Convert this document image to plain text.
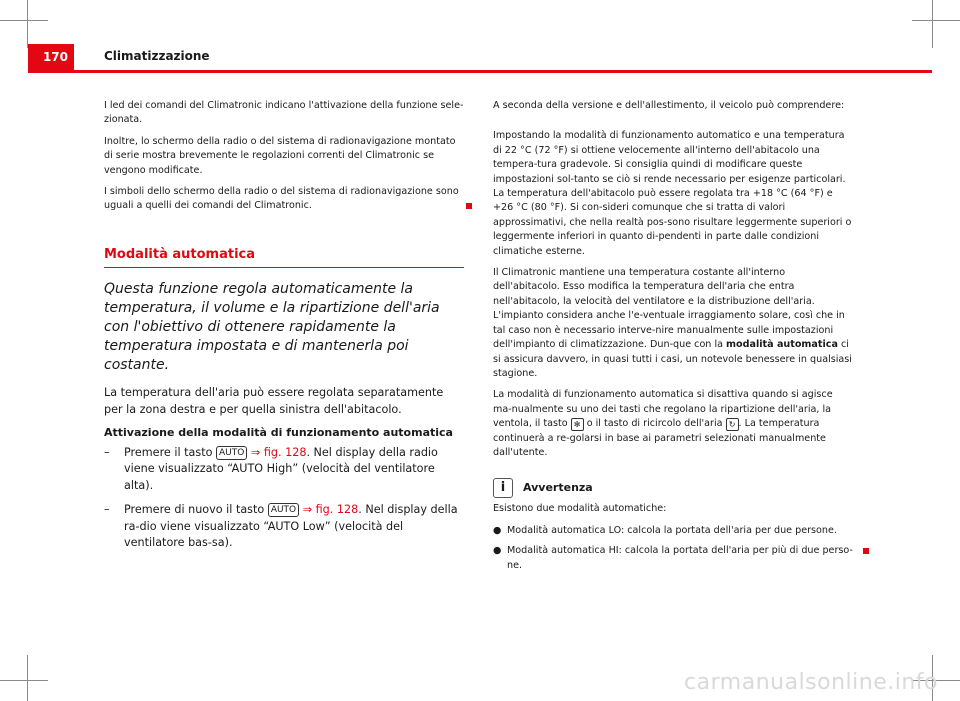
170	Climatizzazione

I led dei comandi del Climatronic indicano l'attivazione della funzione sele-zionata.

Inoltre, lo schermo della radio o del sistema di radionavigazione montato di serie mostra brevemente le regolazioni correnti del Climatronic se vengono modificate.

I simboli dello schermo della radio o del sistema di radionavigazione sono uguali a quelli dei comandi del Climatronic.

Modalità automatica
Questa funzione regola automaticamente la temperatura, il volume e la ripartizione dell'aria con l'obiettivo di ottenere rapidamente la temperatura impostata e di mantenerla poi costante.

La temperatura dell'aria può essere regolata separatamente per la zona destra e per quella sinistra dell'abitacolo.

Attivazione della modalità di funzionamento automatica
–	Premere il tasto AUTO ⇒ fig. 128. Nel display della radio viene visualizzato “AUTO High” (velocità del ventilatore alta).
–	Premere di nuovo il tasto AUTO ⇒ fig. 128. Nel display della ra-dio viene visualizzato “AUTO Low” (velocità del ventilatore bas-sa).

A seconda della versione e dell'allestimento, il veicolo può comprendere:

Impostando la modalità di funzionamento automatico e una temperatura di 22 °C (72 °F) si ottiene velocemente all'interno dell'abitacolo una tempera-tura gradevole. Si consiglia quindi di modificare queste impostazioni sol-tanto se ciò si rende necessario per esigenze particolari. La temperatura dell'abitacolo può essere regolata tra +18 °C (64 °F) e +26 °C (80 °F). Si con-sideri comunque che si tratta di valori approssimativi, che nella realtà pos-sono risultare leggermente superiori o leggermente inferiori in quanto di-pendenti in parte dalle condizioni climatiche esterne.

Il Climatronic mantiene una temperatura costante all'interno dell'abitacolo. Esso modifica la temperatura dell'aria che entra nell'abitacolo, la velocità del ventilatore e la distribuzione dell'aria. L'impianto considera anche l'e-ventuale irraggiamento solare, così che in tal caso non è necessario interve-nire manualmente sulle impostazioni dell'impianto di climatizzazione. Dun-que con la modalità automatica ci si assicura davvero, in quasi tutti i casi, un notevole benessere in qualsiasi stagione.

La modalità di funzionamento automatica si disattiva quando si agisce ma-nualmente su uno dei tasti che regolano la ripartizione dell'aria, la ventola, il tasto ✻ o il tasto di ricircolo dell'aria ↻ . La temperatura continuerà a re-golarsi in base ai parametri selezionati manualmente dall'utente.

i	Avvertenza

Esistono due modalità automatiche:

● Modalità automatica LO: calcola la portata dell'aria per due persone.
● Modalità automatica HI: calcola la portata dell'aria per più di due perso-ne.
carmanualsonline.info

□ □ □ □ □

Pictures appear in the records above. Output everything except them, exactly.

Convert this document image to plain text.
170	Climatizzazione

I led dei comandi del Climatronic indicano l'attivazione della funzione sele-zionata.

Inoltre, lo schermo della radio o del sistema di radionavigazione montato di serie mostra brevemente le regolazioni correnti del Climatronic se vengono modificate.

I simboli dello schermo della radio o del sistema di radionavigazione sono uguali a quelli dei comandi del Climatronic.

Modalità automatica
Questa funzione regola automaticamente la temperatura, il volume e la ripartizione dell'aria con l'obiettivo di ottenere rapidamente la temperatura impostata e di mantenerla poi costante.

La temperatura dell'aria può essere regolata separatamente per la zona destra e per quella sinistra dell'abitacolo.

Attivazione della modalità di funzionamento automatica
–	Premere il tasto AUTO ⇒ fig. 128. Nel display della radio viene visualizzato “AUTO High” (velocità del ventilatore alta).
–	Premere di nuovo il tasto AUTO ⇒ fig. 128. Nel display della ra-dio viene visualizzato “AUTO Low” (velocità del ventilatore bas-sa).

A seconda della versione e dell'allestimento, il veicolo può comprendere:

Impostando la modalità di funzionamento automatico e una temperatura di 22 °C (72 °F) si ottiene velocemente all'interno dell'abitacolo una tempera-tura gradevole. Si consiglia quindi di modificare queste impostazioni sol-tanto se ciò si rende necessario per esigenze particolari. La temperatura dell'abitacolo può essere regolata tra +18 °C (64 °F) e +26 °C (80 °F). Si con-sideri comunque che si tratta di valori approssimativi, che nella realtà pos-sono risultare leggermente superiori o leggermente inferiori in quanto di-pendenti in parte dalle condizioni climatiche esterne.

Il Climatronic mantiene una temperatura costante all'interno dell'abitacolo. Esso modifica la temperatura dell'aria che entra nell'abitacolo, la velocità del ventilatore e la distribuzione dell'aria. L'impianto considera anche l'e-ventuale irraggiamento solare, così che in tal caso non è necessario interve-nire manualmente sulle impostazioni dell'impianto di climatizzazione. Dun-que con la modalità automatica ci si assicura davvero, in quasi tutti i casi, un notevole benessere in qualsiasi stagione.

La modalità di funzionamento automatica si disattiva quando si agisce ma-nualmente su uno dei tasti che regolano la ripartizione dell'aria, la ventola, il tasto ✻ o il tasto di ricircolo dell'aria ↻ . La temperatura continuerà a re-golarsi in base ai parametri selezionati manualmente dall'utente.

i	Avvertenza

Esistono due modalità automatiche:

● Modalità automatica LO: calcola la portata dell'aria per due persone.
● Modalità automatica HI: calcola la portata dell'aria per più di due perso-ne.
carmanualsonline.info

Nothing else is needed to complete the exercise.